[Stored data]
#####

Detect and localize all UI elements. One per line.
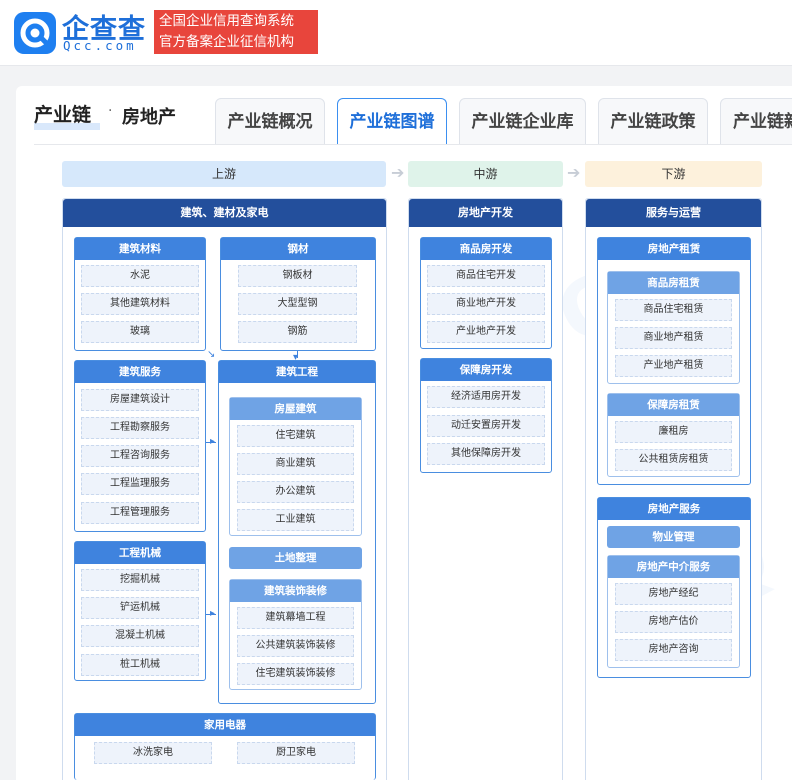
arrow-diagonal-icon: ↘: [207, 349, 216, 360]
node-item[interactable]: 混凝土机械: [81, 625, 199, 647]
stage-arrow-icon: ➔: [391, 163, 405, 182]
stage-midstream: 中游: [408, 161, 563, 187]
node-item[interactable]: 其他保障房开发: [427, 443, 545, 465]
banner-line-2: 官方备案企业征信机构: [159, 34, 294, 50]
node-item[interactable]: 工程监理服务: [81, 473, 199, 495]
tab-divider: [34, 144, 792, 145]
node-item[interactable]: 钢板材: [238, 265, 357, 287]
node-item[interactable]: 桩工机械: [81, 654, 199, 676]
group-title[interactable]: 房地产租赁: [598, 238, 750, 260]
tab-overview[interactable]: 产业链概况: [215, 98, 325, 145]
group-title[interactable]: 建筑材料: [75, 238, 205, 260]
group-title[interactable]: 房地产服务: [598, 498, 750, 520]
stage-upstream: 上游: [62, 161, 386, 187]
node-item[interactable]: 房屋建筑设计: [81, 389, 199, 411]
node-land-consolidation[interactable]: 土地整理: [229, 547, 362, 569]
node-item[interactable]: 建筑幕墙工程: [237, 607, 354, 629]
node-item[interactable]: 办公建筑: [237, 481, 354, 503]
top-bar: 企查查 Qcc.com 全国企业信用查询系统 官方备案企业征信机构: [0, 0, 792, 66]
group-title[interactable]: 家用电器: [75, 714, 375, 736]
node-item[interactable]: 工程咨询服务: [81, 445, 199, 467]
node-item[interactable]: 动迁安置房开发: [427, 415, 545, 437]
arrow-right-icon: ▸: [210, 436, 216, 447]
tab-news[interactable]: 产业链新: [720, 98, 792, 145]
node-item[interactable]: 公共建筑装饰装修: [237, 635, 354, 657]
node-item[interactable]: 挖掘机械: [81, 569, 199, 591]
node-item[interactable]: 厨卫家电: [237, 742, 355, 764]
group-title[interactable]: 商品房开发: [421, 238, 551, 260]
arrow-right-icon: ▸: [210, 608, 216, 619]
node-item[interactable]: 产业地产租赁: [615, 355, 732, 377]
node-item[interactable]: 商品住宅租赁: [615, 299, 732, 321]
node-item[interactable]: 水泥: [81, 265, 199, 287]
node-property-management[interactable]: 物业管理: [607, 526, 740, 548]
group-title[interactable]: 建筑服务: [75, 361, 205, 383]
node-item[interactable]: 冰洗家电: [94, 742, 212, 764]
stage-downstream: 下游: [585, 161, 762, 187]
credential-banner: 全国企业信用查询系统 官方备案企业征信机构: [154, 10, 318, 54]
node-item[interactable]: 工业建筑: [237, 509, 354, 531]
stage-arrow-icon: ➔: [567, 163, 581, 182]
title-separator: ·: [108, 103, 113, 119]
midstream-title[interactable]: 房地产开发: [409, 199, 562, 227]
upstream-title[interactable]: 建筑、建材及家电: [63, 199, 386, 227]
qcc-logo-icon[interactable]: [14, 12, 56, 54]
tab-policy[interactable]: 产业链政策: [598, 98, 708, 145]
subgroup-title[interactable]: 房地产中介服务: [608, 556, 739, 578]
node-item[interactable]: 住宅建筑: [237, 425, 354, 447]
node-item[interactable]: 商业地产开发: [427, 293, 545, 315]
downstream-title[interactable]: 服务与运营: [586, 199, 761, 227]
node-item[interactable]: 商业地产租赁: [615, 327, 732, 349]
banner-line-1: 全国企业信用查询系统: [159, 13, 294, 29]
logo-domain: Qcc.com: [63, 38, 137, 53]
node-item[interactable]: 房地产经纪: [615, 583, 732, 605]
subgroup-title[interactable]: 商品房租赁: [608, 272, 739, 294]
subgroup-title[interactable]: 保障房租赁: [608, 394, 739, 416]
node-item[interactable]: 铲运机械: [81, 597, 199, 619]
tab-chain-map[interactable]: 产业链图谱: [337, 98, 447, 145]
node-item[interactable]: 廉租房: [615, 421, 732, 443]
node-item[interactable]: 工程勘察服务: [81, 417, 199, 439]
subgroup-title[interactable]: 建筑装饰装修: [230, 580, 361, 602]
node-item[interactable]: 商业建筑: [237, 453, 354, 475]
tab-company-library[interactable]: 产业链企业库: [459, 98, 586, 145]
subgroup-title[interactable]: 房屋建筑: [230, 398, 361, 420]
node-item[interactable]: 住宅建筑装饰装修: [237, 663, 354, 685]
node-item[interactable]: 大型型钢: [238, 293, 357, 315]
group-title[interactable]: 工程机械: [75, 542, 205, 564]
node-item[interactable]: 公共租赁房租赁: [615, 449, 732, 471]
group-title[interactable]: 建筑工程: [219, 361, 375, 383]
page-title: 产业链: [34, 104, 92, 126]
node-item[interactable]: 房地产估价: [615, 611, 732, 633]
node-item[interactable]: 产业地产开发: [427, 321, 545, 343]
node-item[interactable]: 房地产咨询: [615, 639, 732, 661]
group-title[interactable]: 钢材: [221, 238, 375, 260]
node-item[interactable]: 商品住宅开发: [427, 265, 545, 287]
group-title[interactable]: 保障房开发: [421, 359, 551, 381]
node-item[interactable]: 工程管理服务: [81, 502, 199, 524]
node-item[interactable]: 钢筋: [238, 321, 357, 343]
industry-name: 房地产: [122, 107, 176, 128]
node-item[interactable]: 经济适用房开发: [427, 386, 545, 408]
node-item[interactable]: 其他建筑材料: [81, 293, 199, 315]
node-item[interactable]: 玻璃: [81, 321, 199, 343]
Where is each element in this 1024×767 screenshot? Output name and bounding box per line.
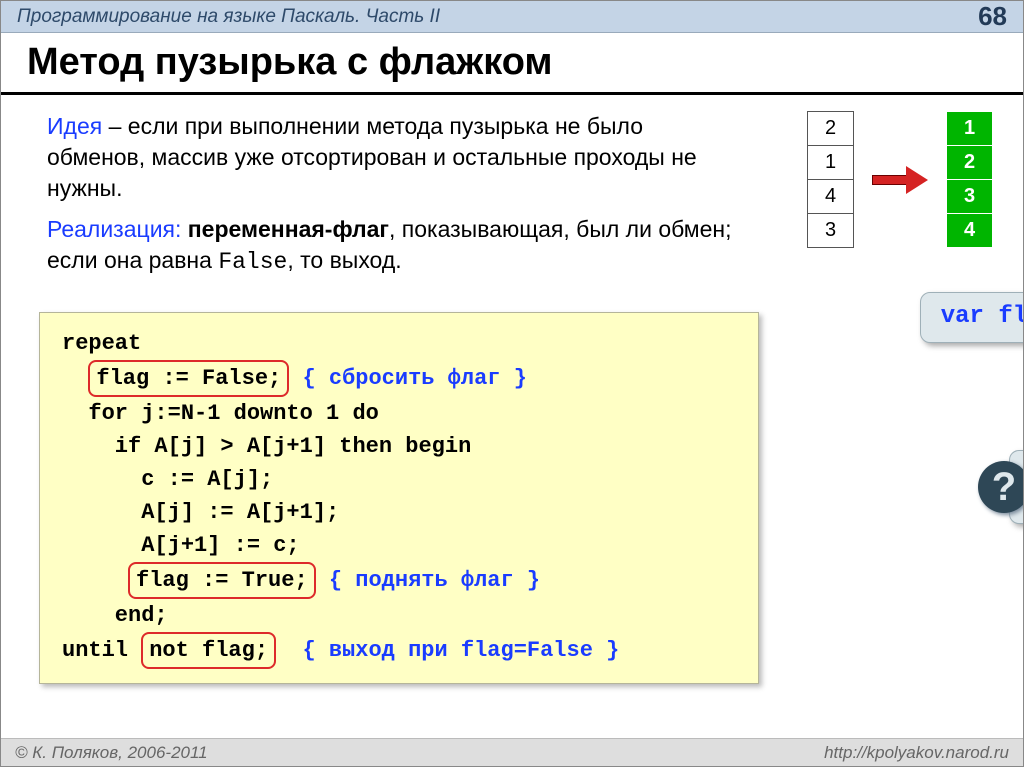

#####

** Exercise details **
Set down every line of the stored data above word for word, leaving out the pictures.

** Exercise output **
Detect and localize all UI elements. One per line.
arrow-diagonal-icon: ↘: [207, 349, 216, 360]
node-item[interactable]: 混凝土机械: [81, 625, 199, 647]
stage-arrow-icon: ➔: [391, 163, 405, 182]
stage-midstream: 中游: [408, 161, 563, 187]
node-item[interactable]: 其他保障房开发: [427, 443, 545, 465]
banner-line-2: 官方备案企业征信机构: [159, 34, 294, 50]
node-item[interactable]: 工程监理服务: [81, 473, 199, 495]
tab-divider: [34, 144, 792, 145]
node-item[interactable]: 钢板材: [238, 265, 357, 287]
node-item[interactable]: 桩工机械: [81, 654, 199, 676]
group-title[interactable]: 房地产租赁: [598, 238, 750, 260]
tab-overview[interactable]: 产业链概况: [215, 98, 325, 145]
group-title[interactable]: 建筑材料: [75, 238, 205, 260]
group-title[interactable]: 房地产服务: [598, 498, 750, 520]
stage-upstream: 上游: [62, 161, 386, 187]
node-item[interactable]: 房屋建筑设计: [81, 389, 199, 411]
node-land-consolidation[interactable]: 土地整理: [229, 547, 362, 569]
node-item[interactable]: 建筑幕墙工程: [237, 607, 354, 629]
node-item[interactable]: 办公建筑: [237, 481, 354, 503]
top-bar: 企查查 Qcc.com 全国企业信用查询系统 官方备案企业征信机构: [0, 0, 792, 66]
group-title[interactable]: 家用电器: [75, 714, 375, 736]
node-item[interactable]: 工程咨询服务: [81, 445, 199, 467]
node-item[interactable]: 动迁安置房开发: [427, 415, 545, 437]
arrow-right-icon: ▸: [210, 436, 216, 447]
tab-news[interactable]: 产业链新: [720, 98, 792, 145]
node-item[interactable]: 公共建筑装饰装修: [237, 635, 354, 657]
node-item[interactable]: 挖掘机械: [81, 569, 199, 591]
node-item[interactable]: 厨卫家电: [237, 742, 355, 764]
group-title[interactable]: 商品房开发: [421, 238, 551, 260]
arrow-right-icon: ▸: [210, 608, 216, 619]
node-item[interactable]: 产业地产租赁: [615, 355, 732, 377]
node-item[interactable]: 商品住宅租赁: [615, 299, 732, 321]
node-item[interactable]: 水泥: [81, 265, 199, 287]
node-property-management[interactable]: 物业管理: [607, 526, 740, 548]
group-title[interactable]: 建筑服务: [75, 361, 205, 383]
node-item[interactable]: 冰洗家电: [94, 742, 212, 764]
stage-downstream: 下游: [585, 161, 762, 187]
credential-banner: 全国企业信用查询系统 官方备案企业征信机构: [154, 10, 318, 54]
node-item[interactable]: 工业建筑: [237, 509, 354, 531]
stage-arrow-icon: ➔: [567, 163, 581, 182]
title-separator: ·: [108, 103, 113, 119]
midstream-title[interactable]: 房地产开发: [409, 199, 562, 227]
upstream-title[interactable]: 建筑、建材及家电: [63, 199, 386, 227]
qcc-logo-icon[interactable]: [14, 12, 56, 54]
tab-policy[interactable]: 产业链政策: [598, 98, 708, 145]
subgroup-title[interactable]: 房地产中介服务: [608, 556, 739, 578]
node-item[interactable]: 住宅建筑: [237, 425, 354, 447]
node-item[interactable]: 商业地产开发: [427, 293, 545, 315]
downstream-title[interactable]: 服务与运营: [586, 199, 761, 227]
node-item[interactable]: 商业地产租赁: [615, 327, 732, 349]
banner-line-1: 全国企业信用查询系统: [159, 13, 294, 29]
logo-domain: Qcc.com: [63, 38, 137, 53]
node-item[interactable]: 房地产经纪: [615, 583, 732, 605]
subgroup-title[interactable]: 商品房租赁: [608, 272, 739, 294]
subgroup-title[interactable]: 保障房租赁: [608, 394, 739, 416]
node-item[interactable]: 铲运机械: [81, 597, 199, 619]
tab-chain-map[interactable]: 产业链图谱: [337, 98, 447, 145]
node-item[interactable]: 廉租房: [615, 421, 732, 443]
node-item[interactable]: 工程勘察服务: [81, 417, 199, 439]
subgroup-title[interactable]: 建筑装饰装修: [230, 580, 361, 602]
node-item[interactable]: 商业建筑: [237, 453, 354, 475]
tab-company-library[interactable]: 产业链企业库: [459, 98, 586, 145]
subgroup-title[interactable]: 房屋建筑: [230, 398, 361, 420]
node-item[interactable]: 住宅建筑装饰装修: [237, 663, 354, 685]
node-item[interactable]: 大型型钢: [238, 293, 357, 315]
group-title[interactable]: 工程机械: [75, 542, 205, 564]
node-item[interactable]: 公共租赁房租赁: [615, 449, 732, 471]
group-title[interactable]: 建筑工程: [219, 361, 375, 383]
page-title: 产业链: [34, 104, 92, 126]
node-item[interactable]: 房地产估价: [615, 611, 732, 633]
node-item[interactable]: 产业地产开发: [427, 321, 545, 343]
node-item[interactable]: 房地产咨询: [615, 639, 732, 661]
group-title[interactable]: 钢材: [221, 238, 375, 260]
node-item[interactable]: 商品住宅开发: [427, 265, 545, 287]
group-title[interactable]: 保障房开发: [421, 359, 551, 381]
node-item[interactable]: 工程管理服务: [81, 502, 199, 524]
node-item[interactable]: 钢筋: [238, 321, 357, 343]
industry-name: 房地产: [122, 107, 176, 128]
node-item[interactable]: 经济适用房开发: [427, 386, 545, 408]
node-item[interactable]: 其他建筑材料: [81, 293, 199, 315]
node-item[interactable]: 玻璃: [81, 321, 199, 343]
Where is each element in this 1024×767 screenshot? Output name and bounding box per line.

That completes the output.